Goal of the exercise ▸ Extract each line where the string "have" shows up.

Stored records:

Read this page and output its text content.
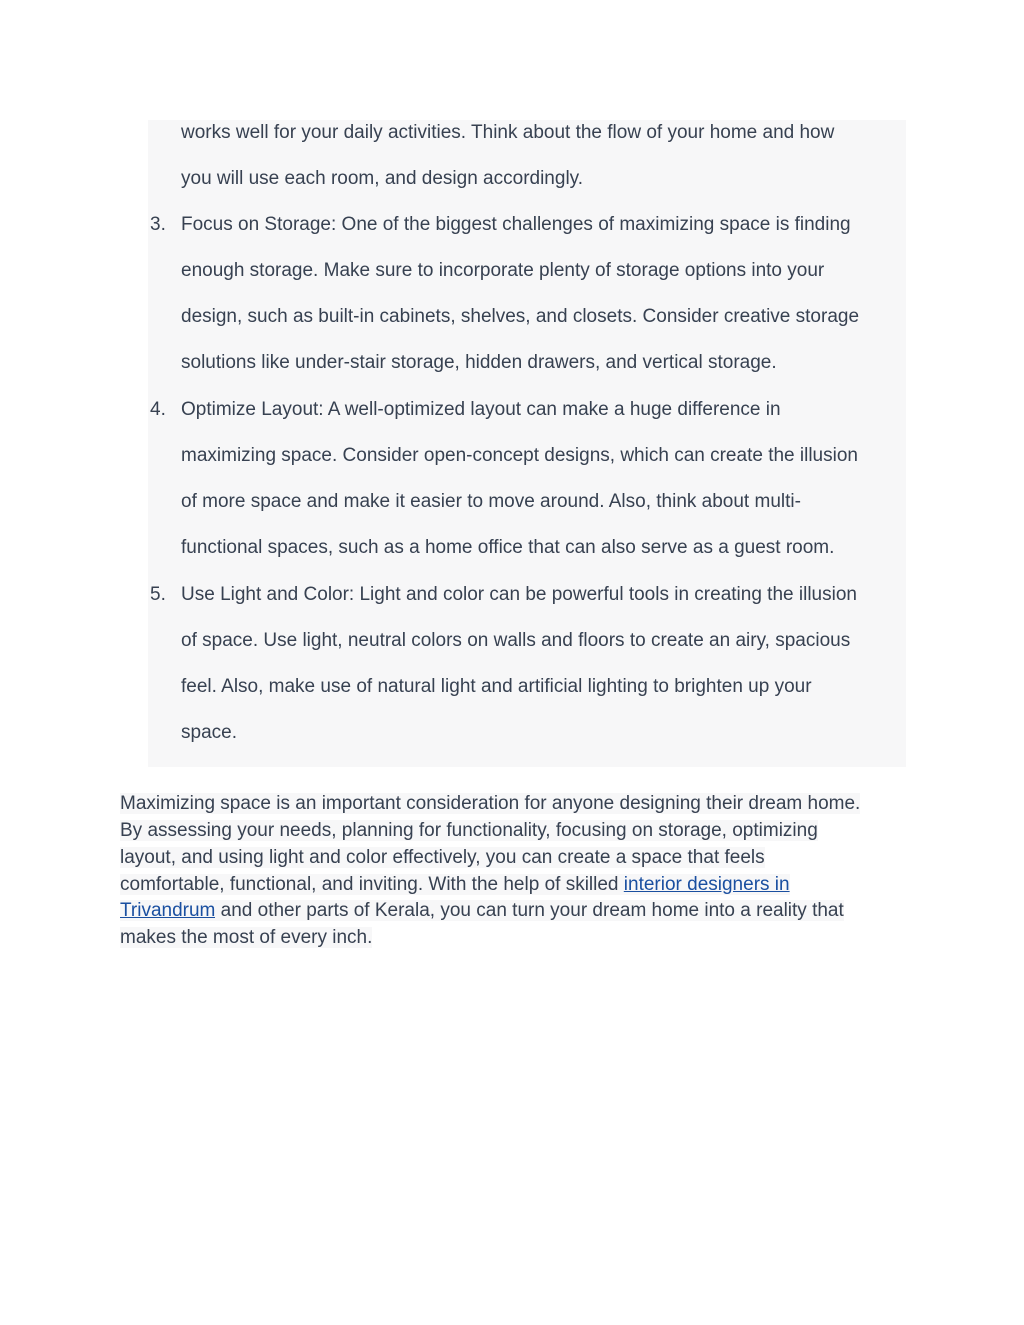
works well for your daily activities. Think about the flow of your home and how
you will use each room, and design accordingly.
3. Focus on Storage: One of the biggest challenges of maximizing space is finding
enough storage. Make sure to incorporate plenty of storage options into your
design, such as built-in cabinets, shelves, and closets. Consider creative storage
solutions like under-stair storage, hidden drawers, and vertical storage.
4. Optimize Layout: A well-optimized layout can make a huge difference in
maximizing space. Consider open-concept designs, which can create the illusion
of more space and make it easier to move around. Also, think about multi-
functional spaces, such as a home office that can also serve as a guest room.
5. Use Light and Color: Light and color can be powerful tools in creating the illusion
of space. Use light, neutral colors on walls and floors to create an airy, spacious
feel. Also, make use of natural light and artificial lighting to brighten up your
space.
Maximizing space is an important consideration for anyone designing their dream home.
By assessing your needs, planning for functionality, focusing on storage, optimizing
layout, and using light and color effectively, you can create a space that feels
comfortable, functional, and inviting. With the help of skilled interior designers in
Trivandrum and other parts of Kerala, you can turn your dream home into a reality that
makes the most of every inch.
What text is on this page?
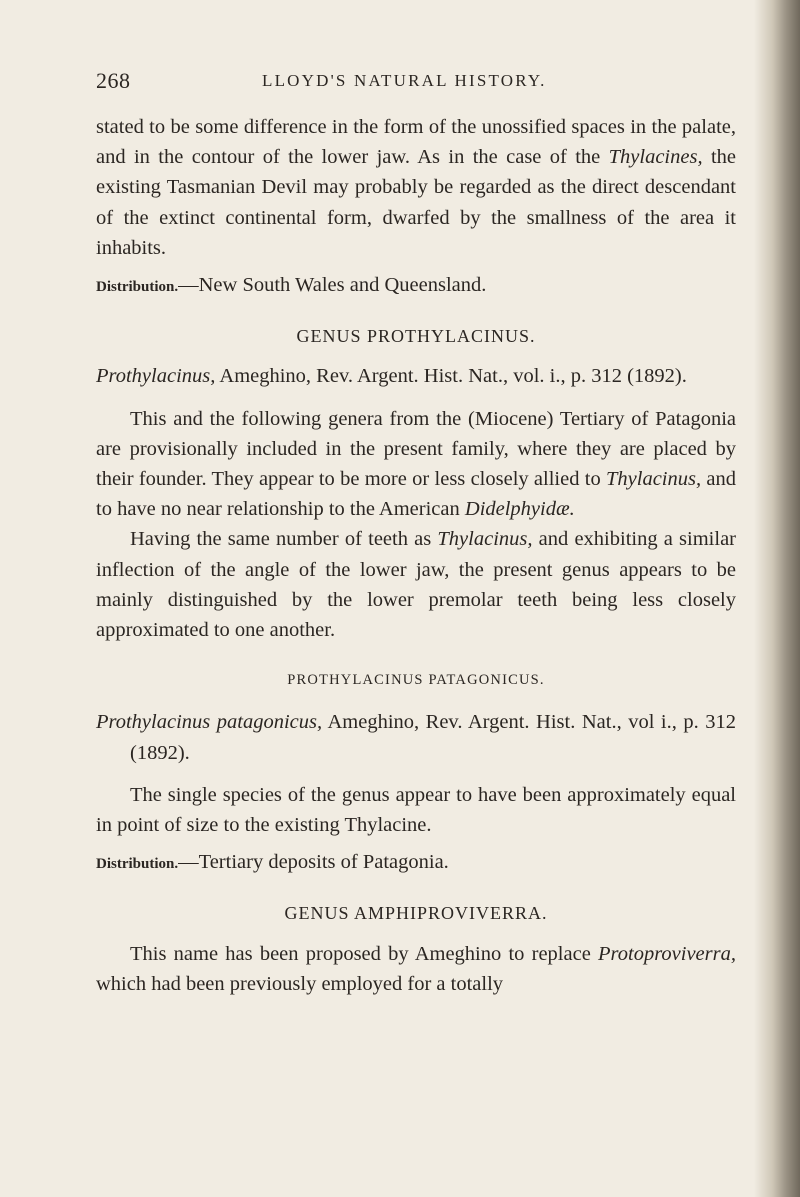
268	LLOYD'S NATURAL HISTORY.

stated to be some difference in the form of the unossified spaces in the palate, and in the contour of the lower jaw. As in the case of the Thylacines, the existing Tasmanian Devil may probably be regarded as the direct descendant of the extinct continental form, dwarfed by the smallness of the area it inhabits.

Distribution.—New South Wales and Queensland.

GENUS PROTHYLACINUS.

Prothylacinus, Ameghino, Rev. Argent. Hist. Nat., vol. i., p. 312 (1892).

This and the following genera from the (Miocene) Tertiary of Patagonia are provisionally included in the present family, where they are placed by their founder. They appear to be more or less closely allied to Thylacinus, and to have no near relationship to the American Didelphyidæ.

Having the same number of teeth as Thylacinus, and exhibiting a similar inflection of the angle of the lower jaw, the present genus appears to be mainly distinguished by the lower premolar teeth being less closely approximated to one another.

PROTHYLACINUS PATAGONICUS.

Prothylacinus patagonicus, Ameghino, Rev. Argent. Hist. Nat., vol i., p. 312 (1892).

The single species of the genus appear to have been approximately equal in point of size to the existing Thylacine.

Distribution.—Tertiary deposits of Patagonia.

GENUS AMPHIPROVIVERRA.

This name has been proposed by Ameghino to replace Protoproviverra, which had been previously employed for a totally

The result ▸
This and the following genera from the (Miocene) Tertiary of Patagonia are provisionally included in the present family, where they are placed by their founder. They appear to be more or less closely allied to Thylacinus, and to have no near relationship to the American Didelphyidæ.
The single species of the genus appear to have been approximately equal in point of size to the existing Thylacine.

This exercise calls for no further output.